Aim:
For each line below that includes the word "bldg", make a copy.
= = = = =
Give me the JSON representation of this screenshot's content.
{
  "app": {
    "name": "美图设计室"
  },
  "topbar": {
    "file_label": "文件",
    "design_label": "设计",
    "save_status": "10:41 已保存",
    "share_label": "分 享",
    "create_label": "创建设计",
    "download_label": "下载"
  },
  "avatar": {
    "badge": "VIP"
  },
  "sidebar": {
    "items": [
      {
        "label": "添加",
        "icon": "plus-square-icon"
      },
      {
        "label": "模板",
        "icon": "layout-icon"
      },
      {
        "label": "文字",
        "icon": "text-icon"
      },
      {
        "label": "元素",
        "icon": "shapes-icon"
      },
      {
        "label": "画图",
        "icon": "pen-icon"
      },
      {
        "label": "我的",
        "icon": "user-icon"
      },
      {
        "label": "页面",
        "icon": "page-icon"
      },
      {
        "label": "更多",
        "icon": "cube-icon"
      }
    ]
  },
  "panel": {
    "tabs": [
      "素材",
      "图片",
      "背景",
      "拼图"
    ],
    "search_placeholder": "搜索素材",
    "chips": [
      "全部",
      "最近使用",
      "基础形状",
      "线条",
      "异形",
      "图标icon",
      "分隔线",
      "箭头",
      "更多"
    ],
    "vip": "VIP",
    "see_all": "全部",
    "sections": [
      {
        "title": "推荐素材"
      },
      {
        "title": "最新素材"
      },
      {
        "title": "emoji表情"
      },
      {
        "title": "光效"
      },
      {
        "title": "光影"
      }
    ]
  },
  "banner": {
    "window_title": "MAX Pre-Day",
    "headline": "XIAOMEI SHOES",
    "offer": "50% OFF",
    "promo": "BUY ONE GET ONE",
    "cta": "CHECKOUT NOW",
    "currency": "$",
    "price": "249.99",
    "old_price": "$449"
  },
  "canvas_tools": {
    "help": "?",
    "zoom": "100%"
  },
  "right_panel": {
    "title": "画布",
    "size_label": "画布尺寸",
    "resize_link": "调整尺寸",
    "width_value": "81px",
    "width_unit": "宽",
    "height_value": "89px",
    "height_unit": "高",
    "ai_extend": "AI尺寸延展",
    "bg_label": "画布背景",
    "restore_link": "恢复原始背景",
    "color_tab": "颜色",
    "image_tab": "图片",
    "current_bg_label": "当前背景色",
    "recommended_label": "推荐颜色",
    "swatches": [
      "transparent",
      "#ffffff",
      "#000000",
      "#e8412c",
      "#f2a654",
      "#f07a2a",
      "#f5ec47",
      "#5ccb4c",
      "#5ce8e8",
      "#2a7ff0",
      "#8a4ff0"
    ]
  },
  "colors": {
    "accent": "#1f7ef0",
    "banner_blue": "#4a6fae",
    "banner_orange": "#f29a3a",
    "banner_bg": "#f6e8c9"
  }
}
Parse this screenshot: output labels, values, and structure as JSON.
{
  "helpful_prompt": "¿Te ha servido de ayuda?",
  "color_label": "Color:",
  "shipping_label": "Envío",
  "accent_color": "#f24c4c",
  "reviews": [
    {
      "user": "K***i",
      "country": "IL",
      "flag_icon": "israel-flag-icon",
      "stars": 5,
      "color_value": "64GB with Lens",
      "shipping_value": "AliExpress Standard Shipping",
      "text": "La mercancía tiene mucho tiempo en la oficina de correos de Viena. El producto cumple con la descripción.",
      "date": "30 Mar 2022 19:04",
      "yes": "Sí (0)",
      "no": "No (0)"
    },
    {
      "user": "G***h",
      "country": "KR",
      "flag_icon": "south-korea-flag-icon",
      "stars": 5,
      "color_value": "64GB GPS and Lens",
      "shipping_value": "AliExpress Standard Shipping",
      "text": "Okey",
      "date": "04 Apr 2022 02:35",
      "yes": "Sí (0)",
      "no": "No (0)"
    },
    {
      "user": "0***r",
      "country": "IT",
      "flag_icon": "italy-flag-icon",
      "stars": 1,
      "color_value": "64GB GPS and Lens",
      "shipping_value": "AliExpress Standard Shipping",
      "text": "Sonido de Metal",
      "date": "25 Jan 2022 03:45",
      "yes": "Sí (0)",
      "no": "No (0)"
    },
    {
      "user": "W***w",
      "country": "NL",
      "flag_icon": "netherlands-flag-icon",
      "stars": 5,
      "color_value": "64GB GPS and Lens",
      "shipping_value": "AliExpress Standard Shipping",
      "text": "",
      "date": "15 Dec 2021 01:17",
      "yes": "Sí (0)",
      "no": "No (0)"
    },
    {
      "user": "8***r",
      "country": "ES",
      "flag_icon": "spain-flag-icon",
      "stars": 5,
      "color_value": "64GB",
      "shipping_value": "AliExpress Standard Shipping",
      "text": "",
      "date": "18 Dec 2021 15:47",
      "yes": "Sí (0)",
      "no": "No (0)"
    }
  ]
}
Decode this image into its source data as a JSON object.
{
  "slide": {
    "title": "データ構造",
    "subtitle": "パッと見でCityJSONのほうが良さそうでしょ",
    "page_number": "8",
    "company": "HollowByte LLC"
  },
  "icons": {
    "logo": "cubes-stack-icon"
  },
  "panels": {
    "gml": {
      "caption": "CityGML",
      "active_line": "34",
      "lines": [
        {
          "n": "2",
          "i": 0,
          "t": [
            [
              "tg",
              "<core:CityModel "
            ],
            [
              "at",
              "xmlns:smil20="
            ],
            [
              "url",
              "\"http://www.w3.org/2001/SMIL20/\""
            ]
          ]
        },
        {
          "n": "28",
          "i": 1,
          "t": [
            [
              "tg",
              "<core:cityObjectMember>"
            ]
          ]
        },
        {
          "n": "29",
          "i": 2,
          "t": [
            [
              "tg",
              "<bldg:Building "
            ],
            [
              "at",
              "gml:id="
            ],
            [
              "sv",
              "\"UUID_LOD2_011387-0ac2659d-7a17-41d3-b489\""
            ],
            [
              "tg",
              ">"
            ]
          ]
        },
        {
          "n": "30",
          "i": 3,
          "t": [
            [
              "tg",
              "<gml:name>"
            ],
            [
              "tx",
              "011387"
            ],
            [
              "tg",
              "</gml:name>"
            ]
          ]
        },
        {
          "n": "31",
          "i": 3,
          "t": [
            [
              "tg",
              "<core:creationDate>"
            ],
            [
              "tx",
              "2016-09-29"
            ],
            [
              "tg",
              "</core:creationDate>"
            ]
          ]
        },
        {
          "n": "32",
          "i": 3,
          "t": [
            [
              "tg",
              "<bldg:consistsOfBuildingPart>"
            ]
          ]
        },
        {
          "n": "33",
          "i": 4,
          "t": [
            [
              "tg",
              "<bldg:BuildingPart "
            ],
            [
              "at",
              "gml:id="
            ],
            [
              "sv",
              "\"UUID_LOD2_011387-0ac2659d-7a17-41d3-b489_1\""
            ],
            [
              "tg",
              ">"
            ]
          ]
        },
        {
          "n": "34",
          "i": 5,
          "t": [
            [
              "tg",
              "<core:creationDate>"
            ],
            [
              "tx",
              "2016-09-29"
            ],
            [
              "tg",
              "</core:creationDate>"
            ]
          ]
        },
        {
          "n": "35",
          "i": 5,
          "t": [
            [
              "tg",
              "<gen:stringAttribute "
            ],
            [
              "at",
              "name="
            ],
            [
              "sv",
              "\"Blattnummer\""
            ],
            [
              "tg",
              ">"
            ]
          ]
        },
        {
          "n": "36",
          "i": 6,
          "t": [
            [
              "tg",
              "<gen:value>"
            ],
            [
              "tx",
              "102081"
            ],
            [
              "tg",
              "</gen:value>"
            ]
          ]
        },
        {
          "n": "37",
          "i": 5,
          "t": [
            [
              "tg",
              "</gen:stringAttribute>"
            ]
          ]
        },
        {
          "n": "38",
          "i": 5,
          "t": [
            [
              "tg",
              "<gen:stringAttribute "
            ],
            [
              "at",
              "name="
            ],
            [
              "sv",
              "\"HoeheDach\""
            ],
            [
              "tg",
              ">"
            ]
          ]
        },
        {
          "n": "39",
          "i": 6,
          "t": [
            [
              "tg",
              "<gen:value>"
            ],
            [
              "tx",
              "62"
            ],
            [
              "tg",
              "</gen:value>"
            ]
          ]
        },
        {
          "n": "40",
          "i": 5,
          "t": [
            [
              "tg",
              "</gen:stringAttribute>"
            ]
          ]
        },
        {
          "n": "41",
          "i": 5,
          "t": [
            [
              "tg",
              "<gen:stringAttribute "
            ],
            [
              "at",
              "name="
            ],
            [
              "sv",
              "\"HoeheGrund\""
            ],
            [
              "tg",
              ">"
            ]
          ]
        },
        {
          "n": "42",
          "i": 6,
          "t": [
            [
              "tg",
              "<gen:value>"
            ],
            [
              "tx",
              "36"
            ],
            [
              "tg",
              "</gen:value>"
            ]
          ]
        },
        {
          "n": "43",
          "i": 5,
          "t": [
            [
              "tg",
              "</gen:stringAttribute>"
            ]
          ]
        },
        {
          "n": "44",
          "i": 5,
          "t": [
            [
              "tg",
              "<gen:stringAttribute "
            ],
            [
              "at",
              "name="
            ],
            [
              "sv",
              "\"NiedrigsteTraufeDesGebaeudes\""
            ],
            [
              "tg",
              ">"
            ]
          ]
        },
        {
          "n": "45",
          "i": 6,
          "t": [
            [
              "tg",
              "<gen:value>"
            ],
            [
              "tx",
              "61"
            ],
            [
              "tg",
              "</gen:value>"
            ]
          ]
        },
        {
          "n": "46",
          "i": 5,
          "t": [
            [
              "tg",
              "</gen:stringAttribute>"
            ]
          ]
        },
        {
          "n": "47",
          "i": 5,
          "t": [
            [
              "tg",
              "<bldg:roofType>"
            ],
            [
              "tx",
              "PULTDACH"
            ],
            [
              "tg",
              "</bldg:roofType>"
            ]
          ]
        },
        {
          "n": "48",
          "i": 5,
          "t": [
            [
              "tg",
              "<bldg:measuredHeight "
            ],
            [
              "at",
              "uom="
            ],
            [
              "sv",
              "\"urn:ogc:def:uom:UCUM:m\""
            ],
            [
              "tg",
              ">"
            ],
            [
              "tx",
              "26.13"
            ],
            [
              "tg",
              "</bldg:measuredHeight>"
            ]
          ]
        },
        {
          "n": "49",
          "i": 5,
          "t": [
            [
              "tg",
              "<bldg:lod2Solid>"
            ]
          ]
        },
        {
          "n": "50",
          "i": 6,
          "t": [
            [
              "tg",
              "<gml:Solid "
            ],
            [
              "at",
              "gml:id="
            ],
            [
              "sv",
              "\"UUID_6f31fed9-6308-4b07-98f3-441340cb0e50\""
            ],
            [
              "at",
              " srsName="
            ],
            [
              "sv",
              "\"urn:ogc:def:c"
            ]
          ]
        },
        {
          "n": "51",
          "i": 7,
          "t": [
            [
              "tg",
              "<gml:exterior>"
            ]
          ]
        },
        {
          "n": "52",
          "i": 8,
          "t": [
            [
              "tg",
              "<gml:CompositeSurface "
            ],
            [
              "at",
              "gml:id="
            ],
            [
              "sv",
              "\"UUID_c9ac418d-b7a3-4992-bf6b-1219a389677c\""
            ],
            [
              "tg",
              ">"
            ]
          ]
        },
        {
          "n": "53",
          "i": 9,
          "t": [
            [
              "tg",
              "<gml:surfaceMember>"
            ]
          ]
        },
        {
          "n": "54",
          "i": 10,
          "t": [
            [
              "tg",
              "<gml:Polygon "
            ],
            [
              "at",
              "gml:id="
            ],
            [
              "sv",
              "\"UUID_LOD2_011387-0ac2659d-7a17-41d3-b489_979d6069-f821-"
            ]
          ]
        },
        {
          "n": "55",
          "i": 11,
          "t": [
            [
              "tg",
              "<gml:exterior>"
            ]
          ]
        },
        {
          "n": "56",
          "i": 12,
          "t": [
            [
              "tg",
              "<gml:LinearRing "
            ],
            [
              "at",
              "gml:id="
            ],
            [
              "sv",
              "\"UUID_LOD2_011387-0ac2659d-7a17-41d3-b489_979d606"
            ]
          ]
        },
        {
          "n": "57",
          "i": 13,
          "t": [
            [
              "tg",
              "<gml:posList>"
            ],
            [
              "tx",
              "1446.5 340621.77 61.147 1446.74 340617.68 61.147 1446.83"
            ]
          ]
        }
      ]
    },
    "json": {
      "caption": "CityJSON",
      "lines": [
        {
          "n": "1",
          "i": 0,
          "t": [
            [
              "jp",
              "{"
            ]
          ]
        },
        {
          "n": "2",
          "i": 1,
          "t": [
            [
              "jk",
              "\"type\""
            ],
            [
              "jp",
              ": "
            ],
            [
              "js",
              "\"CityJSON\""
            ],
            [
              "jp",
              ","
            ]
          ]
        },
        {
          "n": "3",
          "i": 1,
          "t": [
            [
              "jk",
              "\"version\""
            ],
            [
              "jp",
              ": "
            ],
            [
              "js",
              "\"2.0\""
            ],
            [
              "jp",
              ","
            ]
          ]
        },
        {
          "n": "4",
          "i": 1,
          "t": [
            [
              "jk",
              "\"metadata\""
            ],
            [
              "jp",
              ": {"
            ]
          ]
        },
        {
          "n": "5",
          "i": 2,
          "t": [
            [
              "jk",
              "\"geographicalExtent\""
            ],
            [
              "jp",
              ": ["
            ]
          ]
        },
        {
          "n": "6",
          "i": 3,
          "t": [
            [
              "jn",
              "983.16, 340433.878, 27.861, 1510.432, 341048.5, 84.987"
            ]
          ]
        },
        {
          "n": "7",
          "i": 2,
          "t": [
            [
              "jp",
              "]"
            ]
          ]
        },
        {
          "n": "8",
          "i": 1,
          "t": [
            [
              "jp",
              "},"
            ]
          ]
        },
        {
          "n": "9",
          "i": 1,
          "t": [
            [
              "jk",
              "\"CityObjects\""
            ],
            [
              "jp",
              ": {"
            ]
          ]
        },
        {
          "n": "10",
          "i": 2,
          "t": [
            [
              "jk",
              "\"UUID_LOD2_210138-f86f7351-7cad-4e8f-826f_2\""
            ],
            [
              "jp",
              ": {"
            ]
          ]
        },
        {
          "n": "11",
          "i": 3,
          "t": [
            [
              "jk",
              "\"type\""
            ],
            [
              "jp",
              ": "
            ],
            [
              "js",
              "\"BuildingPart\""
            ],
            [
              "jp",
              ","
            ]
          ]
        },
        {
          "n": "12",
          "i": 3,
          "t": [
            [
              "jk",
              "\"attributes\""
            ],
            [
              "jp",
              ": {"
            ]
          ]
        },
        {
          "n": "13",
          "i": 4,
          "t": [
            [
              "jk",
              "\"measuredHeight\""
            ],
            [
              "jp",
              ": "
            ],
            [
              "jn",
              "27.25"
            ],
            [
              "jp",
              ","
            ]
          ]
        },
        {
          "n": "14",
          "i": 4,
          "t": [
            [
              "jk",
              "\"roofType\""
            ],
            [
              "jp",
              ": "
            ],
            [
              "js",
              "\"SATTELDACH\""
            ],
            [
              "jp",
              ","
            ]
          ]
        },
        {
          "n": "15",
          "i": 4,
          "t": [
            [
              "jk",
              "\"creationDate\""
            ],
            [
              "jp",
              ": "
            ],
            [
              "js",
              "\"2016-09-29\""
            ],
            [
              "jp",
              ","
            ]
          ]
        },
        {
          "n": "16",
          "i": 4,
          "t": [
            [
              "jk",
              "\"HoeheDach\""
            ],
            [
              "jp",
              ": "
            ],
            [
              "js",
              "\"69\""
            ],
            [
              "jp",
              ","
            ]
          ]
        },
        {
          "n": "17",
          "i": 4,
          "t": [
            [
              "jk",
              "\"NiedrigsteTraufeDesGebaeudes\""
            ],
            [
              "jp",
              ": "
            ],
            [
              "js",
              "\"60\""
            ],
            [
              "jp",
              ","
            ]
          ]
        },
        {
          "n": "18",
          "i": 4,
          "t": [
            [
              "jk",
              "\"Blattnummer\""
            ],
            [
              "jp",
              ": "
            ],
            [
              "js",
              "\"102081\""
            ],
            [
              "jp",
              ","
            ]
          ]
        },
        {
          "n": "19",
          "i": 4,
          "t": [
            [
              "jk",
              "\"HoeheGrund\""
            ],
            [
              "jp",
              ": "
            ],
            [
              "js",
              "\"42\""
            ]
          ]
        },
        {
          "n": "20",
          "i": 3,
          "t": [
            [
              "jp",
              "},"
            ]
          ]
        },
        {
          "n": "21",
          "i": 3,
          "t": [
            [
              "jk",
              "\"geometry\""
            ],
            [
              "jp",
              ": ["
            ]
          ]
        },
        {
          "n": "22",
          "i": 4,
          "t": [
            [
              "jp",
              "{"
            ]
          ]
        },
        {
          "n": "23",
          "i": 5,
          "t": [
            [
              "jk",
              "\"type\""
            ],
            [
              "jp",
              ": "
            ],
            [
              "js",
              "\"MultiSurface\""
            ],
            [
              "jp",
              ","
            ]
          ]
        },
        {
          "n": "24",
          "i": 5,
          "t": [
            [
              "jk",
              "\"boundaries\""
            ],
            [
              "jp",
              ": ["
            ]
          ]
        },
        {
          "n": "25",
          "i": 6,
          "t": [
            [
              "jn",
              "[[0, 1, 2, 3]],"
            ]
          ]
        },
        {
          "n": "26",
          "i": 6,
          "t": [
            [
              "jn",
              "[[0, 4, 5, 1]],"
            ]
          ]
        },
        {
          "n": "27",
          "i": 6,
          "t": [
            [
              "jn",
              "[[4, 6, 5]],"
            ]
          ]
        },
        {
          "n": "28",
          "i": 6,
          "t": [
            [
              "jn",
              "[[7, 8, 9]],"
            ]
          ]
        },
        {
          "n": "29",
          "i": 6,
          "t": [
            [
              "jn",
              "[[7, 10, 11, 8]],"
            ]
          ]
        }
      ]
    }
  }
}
= = = = =
Result of this task:
              "<bldg:Building "
              "<bldg:consistsOfBuildingPart>"
              "<bldg:BuildingPart "
              "<bldg:roofType>"
              "</bldg:roofType>"
              "<bldg:measuredHeight "
              "</bldg:measuredHeight>"
              "<bldg:lod2Solid>"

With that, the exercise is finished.